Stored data
-- start --

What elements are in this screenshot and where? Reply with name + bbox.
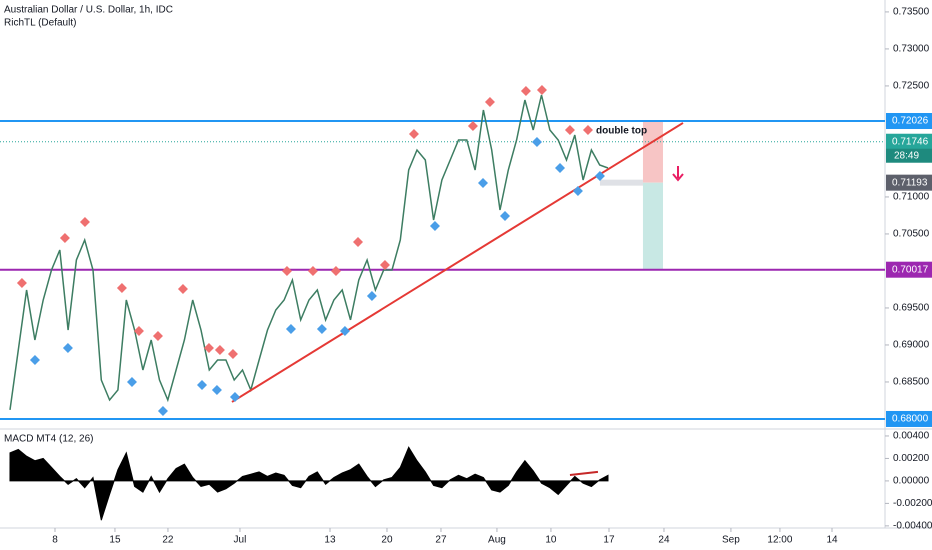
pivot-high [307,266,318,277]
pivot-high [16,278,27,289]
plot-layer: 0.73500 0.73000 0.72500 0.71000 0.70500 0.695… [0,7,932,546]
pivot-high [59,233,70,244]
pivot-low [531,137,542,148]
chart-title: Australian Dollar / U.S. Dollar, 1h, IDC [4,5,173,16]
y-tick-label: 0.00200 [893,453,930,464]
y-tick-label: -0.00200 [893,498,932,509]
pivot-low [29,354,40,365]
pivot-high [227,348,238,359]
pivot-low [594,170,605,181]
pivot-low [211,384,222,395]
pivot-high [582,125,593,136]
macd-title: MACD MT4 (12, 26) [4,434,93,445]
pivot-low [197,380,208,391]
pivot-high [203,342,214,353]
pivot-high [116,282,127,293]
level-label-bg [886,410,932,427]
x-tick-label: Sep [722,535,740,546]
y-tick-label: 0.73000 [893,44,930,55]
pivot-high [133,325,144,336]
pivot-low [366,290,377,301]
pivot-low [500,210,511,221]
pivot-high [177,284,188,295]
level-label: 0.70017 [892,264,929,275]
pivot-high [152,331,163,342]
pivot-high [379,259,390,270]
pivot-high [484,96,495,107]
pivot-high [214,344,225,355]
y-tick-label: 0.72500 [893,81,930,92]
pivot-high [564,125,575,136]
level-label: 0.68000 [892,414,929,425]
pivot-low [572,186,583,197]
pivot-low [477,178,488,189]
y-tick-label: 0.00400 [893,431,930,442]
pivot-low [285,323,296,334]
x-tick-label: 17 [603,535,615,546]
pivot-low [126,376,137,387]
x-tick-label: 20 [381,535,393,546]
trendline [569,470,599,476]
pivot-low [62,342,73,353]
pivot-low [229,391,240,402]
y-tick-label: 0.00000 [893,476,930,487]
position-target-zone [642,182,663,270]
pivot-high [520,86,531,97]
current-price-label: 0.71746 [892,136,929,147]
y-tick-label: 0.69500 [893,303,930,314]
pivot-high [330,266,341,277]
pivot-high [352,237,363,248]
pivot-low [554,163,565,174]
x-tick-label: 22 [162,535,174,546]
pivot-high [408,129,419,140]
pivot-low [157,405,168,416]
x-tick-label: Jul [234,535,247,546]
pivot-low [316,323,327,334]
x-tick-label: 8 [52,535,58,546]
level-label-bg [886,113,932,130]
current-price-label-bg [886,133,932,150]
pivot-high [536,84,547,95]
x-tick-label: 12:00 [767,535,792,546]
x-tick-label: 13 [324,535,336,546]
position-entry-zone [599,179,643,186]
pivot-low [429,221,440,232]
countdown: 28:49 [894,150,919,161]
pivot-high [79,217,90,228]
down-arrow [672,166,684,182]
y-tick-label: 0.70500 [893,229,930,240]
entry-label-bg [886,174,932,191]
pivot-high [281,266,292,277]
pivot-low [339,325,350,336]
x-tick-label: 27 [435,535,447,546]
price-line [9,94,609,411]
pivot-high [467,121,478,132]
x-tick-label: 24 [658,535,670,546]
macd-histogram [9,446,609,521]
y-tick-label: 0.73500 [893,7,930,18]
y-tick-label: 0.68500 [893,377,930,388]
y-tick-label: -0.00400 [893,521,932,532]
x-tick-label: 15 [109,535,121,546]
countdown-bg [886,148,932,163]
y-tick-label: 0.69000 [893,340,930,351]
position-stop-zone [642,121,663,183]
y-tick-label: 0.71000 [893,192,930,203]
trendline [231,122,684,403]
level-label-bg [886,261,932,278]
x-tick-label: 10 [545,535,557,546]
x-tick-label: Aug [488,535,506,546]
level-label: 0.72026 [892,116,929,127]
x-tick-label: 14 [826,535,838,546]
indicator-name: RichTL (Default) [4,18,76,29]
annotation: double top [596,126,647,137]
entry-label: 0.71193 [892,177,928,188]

-- end --

> Instructions for the task
Copy every line of the stored data above word for word, leaving out the pictures.

> Complete response
What elements are in this screenshot and where? Reply with name + bbox.
pivot-high [307,266,318,277]
pivot-high [16,278,27,289]
plot-layer: 0.73500 0.73000 0.72500 0.71000 0.70500 0.695… [0,7,932,546]
pivot-high [59,233,70,244]
pivot-low [531,137,542,148]
chart-title: Australian Dollar / U.S. Dollar, 1h, IDC [4,5,173,16]
y-tick-label: 0.00200 [893,453,930,464]
y-tick-label: -0.00200 [893,498,932,509]
pivot-low [29,354,40,365]
pivot-high [227,348,238,359]
pivot-low [594,170,605,181]
pivot-low [211,384,222,395]
pivot-high [582,125,593,136]
macd-title: MACD MT4 (12, 26) [4,434,93,445]
pivot-low [197,380,208,391]
pivot-high [203,342,214,353]
pivot-high [116,282,127,293]
level-label-bg [886,410,932,427]
x-tick-label: Sep [722,535,740,546]
y-tick-label: 0.73000 [893,44,930,55]
pivot-high [133,325,144,336]
pivot-low [366,290,377,301]
pivot-low [500,210,511,221]
pivot-high [177,284,188,295]
level-label: 0.70017 [892,264,929,275]
pivot-high [152,331,163,342]
pivot-high [379,259,390,270]
pivot-high [484,96,495,107]
pivot-high [214,344,225,355]
y-tick-label: 0.72500 [893,81,930,92]
pivot-high [564,125,575,136]
level-label: 0.68000 [892,414,929,425]
pivot-low [572,186,583,197]
pivot-low [477,178,488,189]
y-tick-label: 0.00400 [893,431,930,442]
pivot-low [285,323,296,334]
x-tick-label: 17 [603,535,615,546]
pivot-low [126,376,137,387]
x-tick-label: 20 [381,535,393,546]
trendline [569,470,599,476]
pivot-low [62,342,73,353]
pivot-low [229,391,240,402]
y-tick-label: 0.00000 [893,476,930,487]
position-target-zone [642,182,663,270]
pivot-high [520,86,531,97]
current-price-label: 0.71746 [892,136,929,147]
y-tick-label: 0.69500 [893,303,930,314]
pivot-high [330,266,341,277]
pivot-high [352,237,363,248]
pivot-low [554,163,565,174]
x-tick-label: 22 [162,535,174,546]
pivot-high [408,129,419,140]
pivot-low [157,405,168,416]
x-tick-label: Jul [234,535,247,546]
pivot-low [316,323,327,334]
x-tick-label: 8 [52,535,58,546]
level-label-bg [886,113,932,130]
current-price-label-bg [886,133,932,150]
pivot-high [536,84,547,95]
x-tick-label: 12:00 [767,535,792,546]
x-tick-label: 13 [324,535,336,546]
position-entry-zone [599,179,643,186]
pivot-low [429,221,440,232]
countdown: 28:49 [894,150,919,161]
pivot-high [79,217,90,228]
down-arrow [672,166,684,182]
y-tick-label: 0.70500 [893,229,930,240]
entry-label-bg [886,174,932,191]
pivot-high [281,266,292,277]
pivot-low [339,325,350,336]
x-tick-label: 27 [435,535,447,546]
price-line [9,94,609,411]
pivot-high [467,121,478,132]
x-tick-label: 24 [658,535,670,546]
macd-histogram [9,446,609,521]
y-tick-label: 0.73500 [893,7,930,18]
y-tick-label: 0.68500 [893,377,930,388]
y-tick-label: -0.00400 [893,521,932,532]
x-tick-label: 15 [109,535,121,546]
countdown-bg [886,148,932,163]
y-tick-label: 0.69000 [893,340,930,351]
position-stop-zone [642,121,663,183]
y-tick-label: 0.71000 [893,192,930,203]
trendline [231,122,684,403]
level-label-bg [886,261,932,278]
x-tick-label: 10 [545,535,557,546]
x-tick-label: Aug [488,535,506,546]
level-label: 0.72026 [892,116,929,127]
x-tick-label: 14 [826,535,838,546]
indicator-name: RichTL (Default) [4,18,76,29]
annotation: double top [596,126,647,137]
entry-label: 0.71193 [892,177,928,188]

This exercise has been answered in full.